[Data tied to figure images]
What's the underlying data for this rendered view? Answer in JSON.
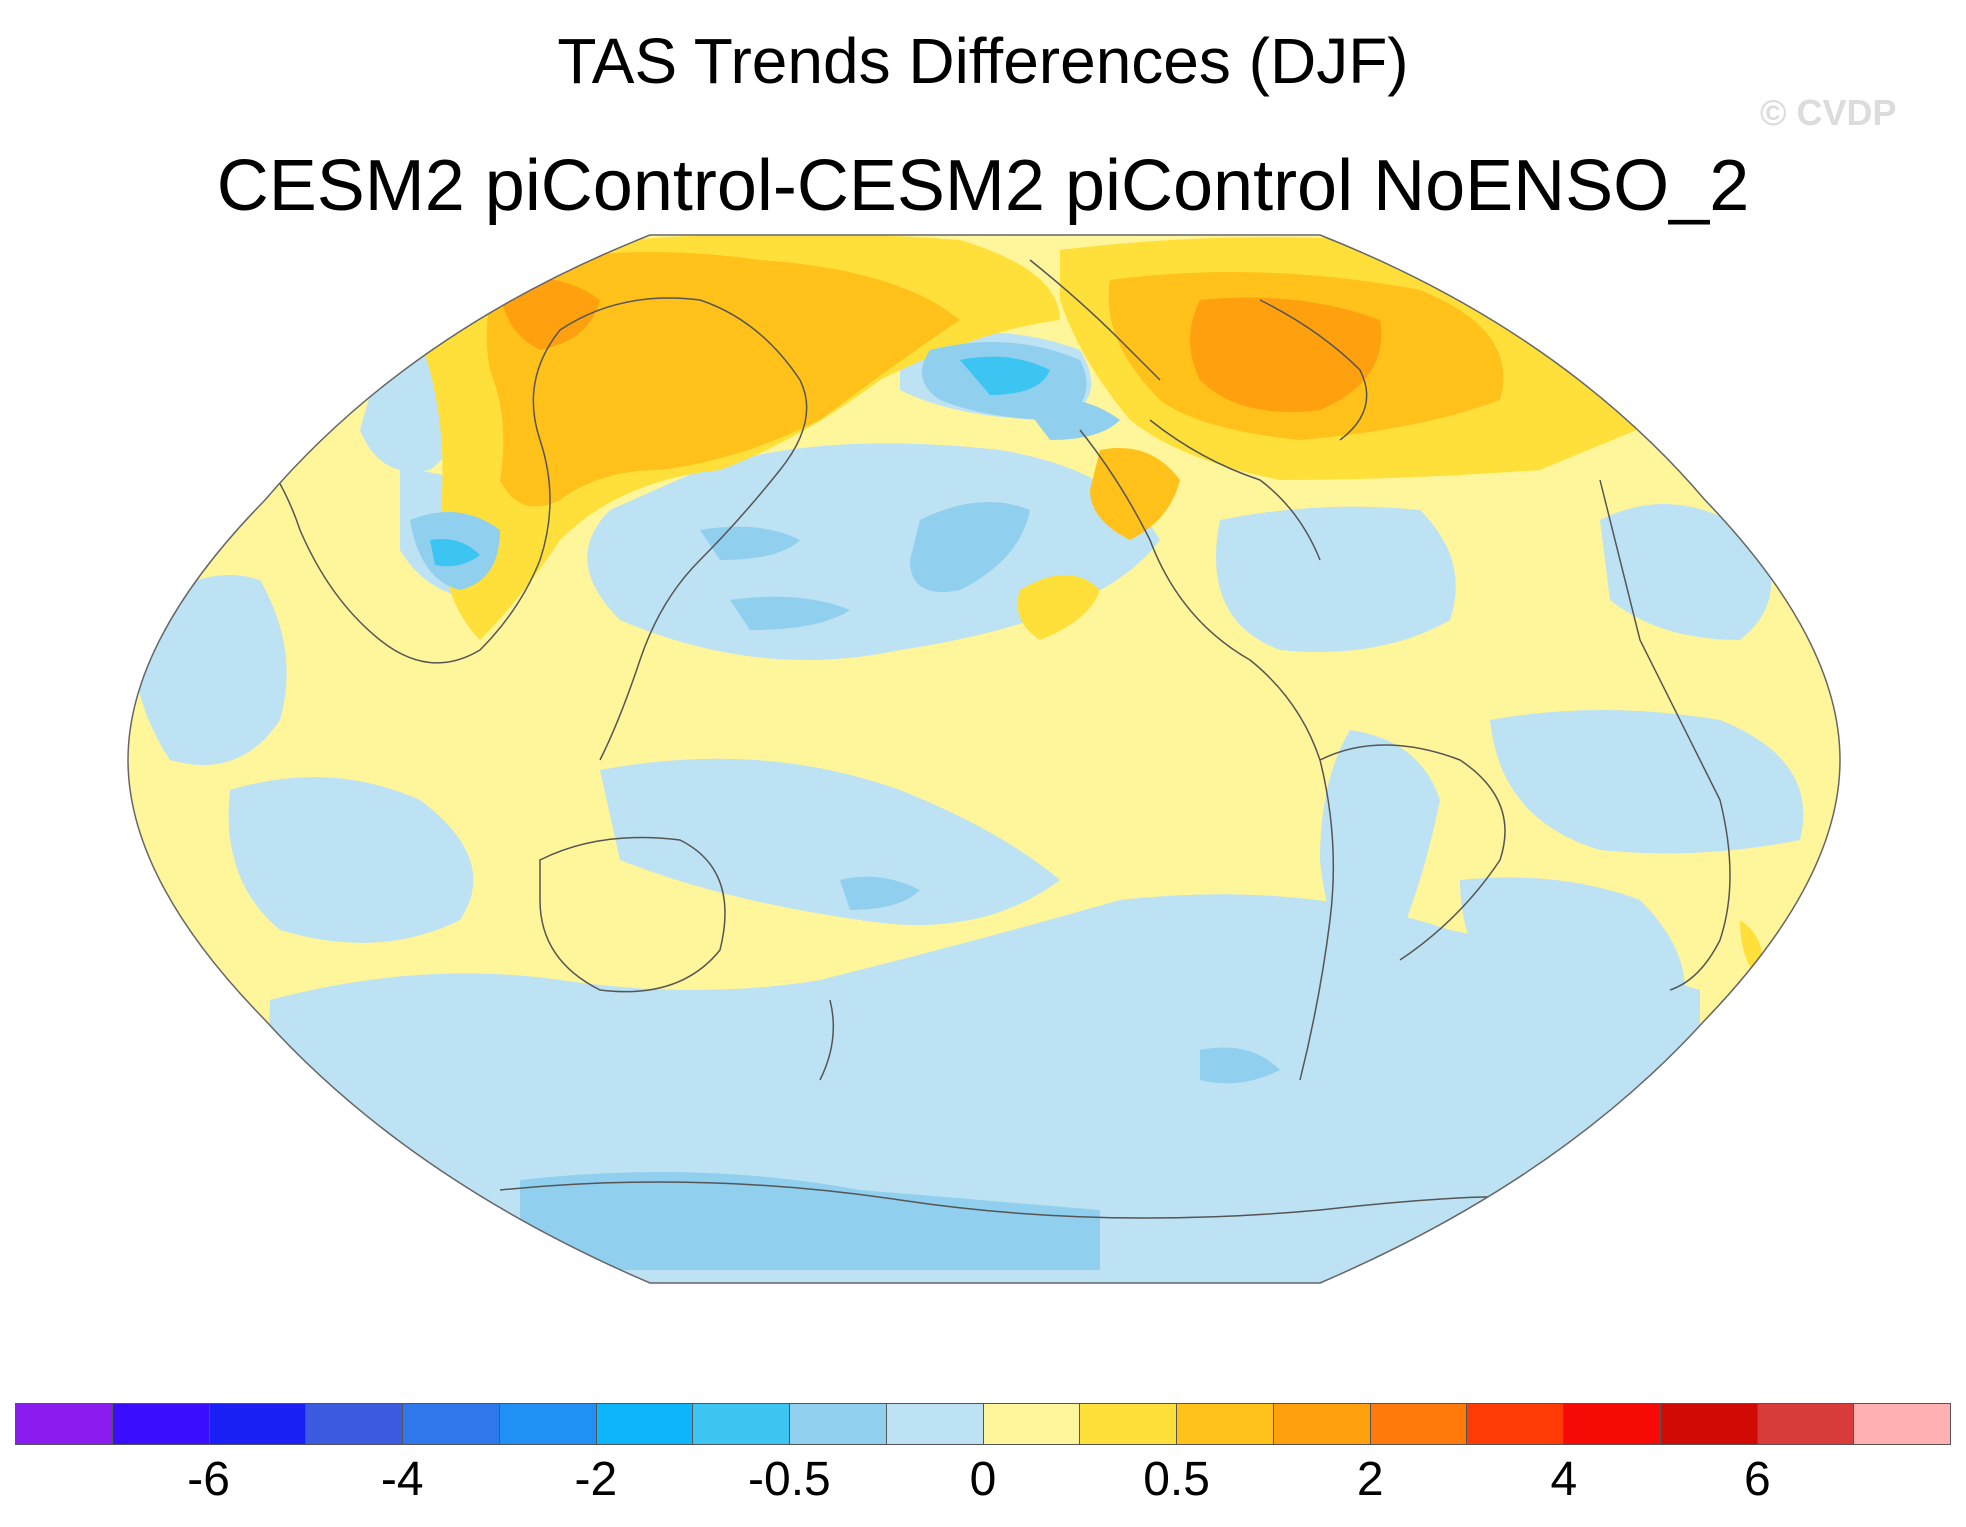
{
  "title": "TAS Trends Differences (DJF)",
  "subtitle": "CESM2 piControl-CESM2 piControl NoENSO_2",
  "watermark": "© CVDP",
  "map": {
    "projection": "Robinson",
    "center_longitude": "Pacific-centered",
    "background_color": "#FFF59A",
    "coastline_color": "#555555"
  },
  "colorbar": {
    "colors": [
      "#8B1CF0",
      "#3A0DFF",
      "#1A1FF5",
      "#3D5BE0",
      "#2F78EB",
      "#2190F5",
      "#0DB6FA",
      "#3CC4F2",
      "#90CFEE",
      "#BDE2F4",
      "#FFF59A",
      "#FFE03A",
      "#FFC11A",
      "#FFA10F",
      "#FF7A0A",
      "#FF3A05",
      "#F70A05",
      "#D20A05",
      "#D93A3A",
      "#FFB0B0"
    ],
    "labels": [
      {
        "text": "-6",
        "boundary": 2
      },
      {
        "text": "-4",
        "boundary": 4
      },
      {
        "text": "-2",
        "boundary": 6
      },
      {
        "text": "-0.5",
        "boundary": 8
      },
      {
        "text": "0",
        "boundary": 10
      },
      {
        "text": "0.5",
        "boundary": 12
      },
      {
        "text": "2",
        "boundary": 14
      },
      {
        "text": "4",
        "boundary": 16
      },
      {
        "text": "6",
        "boundary": 18
      }
    ]
  }
}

Set task:
All the records above need to be given again word for word. Skip the pictures.

Output:
What's the underlying data for this rendered view? Answer in JSON.
{
  "title": "TAS Trends Differences (DJF)",
  "subtitle": "CESM2 piControl-CESM2 piControl NoENSO_2",
  "watermark": "© CVDP",
  "map": {
    "projection": "Robinson",
    "center_longitude": "Pacific-centered",
    "background_color": "#FFF59A",
    "coastline_color": "#555555"
  },
  "colorbar": {
    "colors": [
      "#8B1CF0",
      "#3A0DFF",
      "#1A1FF5",
      "#3D5BE0",
      "#2F78EB",
      "#2190F5",
      "#0DB6FA",
      "#3CC4F2",
      "#90CFEE",
      "#BDE2F4",
      "#FFF59A",
      "#FFE03A",
      "#FFC11A",
      "#FFA10F",
      "#FF7A0A",
      "#FF3A05",
      "#F70A05",
      "#D20A05",
      "#D93A3A",
      "#FFB0B0"
    ],
    "labels": [
      {
        "text": "-6",
        "boundary": 2
      },
      {
        "text": "-4",
        "boundary": 4
      },
      {
        "text": "-2",
        "boundary": 6
      },
      {
        "text": "-0.5",
        "boundary": 8
      },
      {
        "text": "0",
        "boundary": 10
      },
      {
        "text": "0.5",
        "boundary": 12
      },
      {
        "text": "2",
        "boundary": 14
      },
      {
        "text": "4",
        "boundary": 16
      },
      {
        "text": "6",
        "boundary": 18
      }
    ]
  }
}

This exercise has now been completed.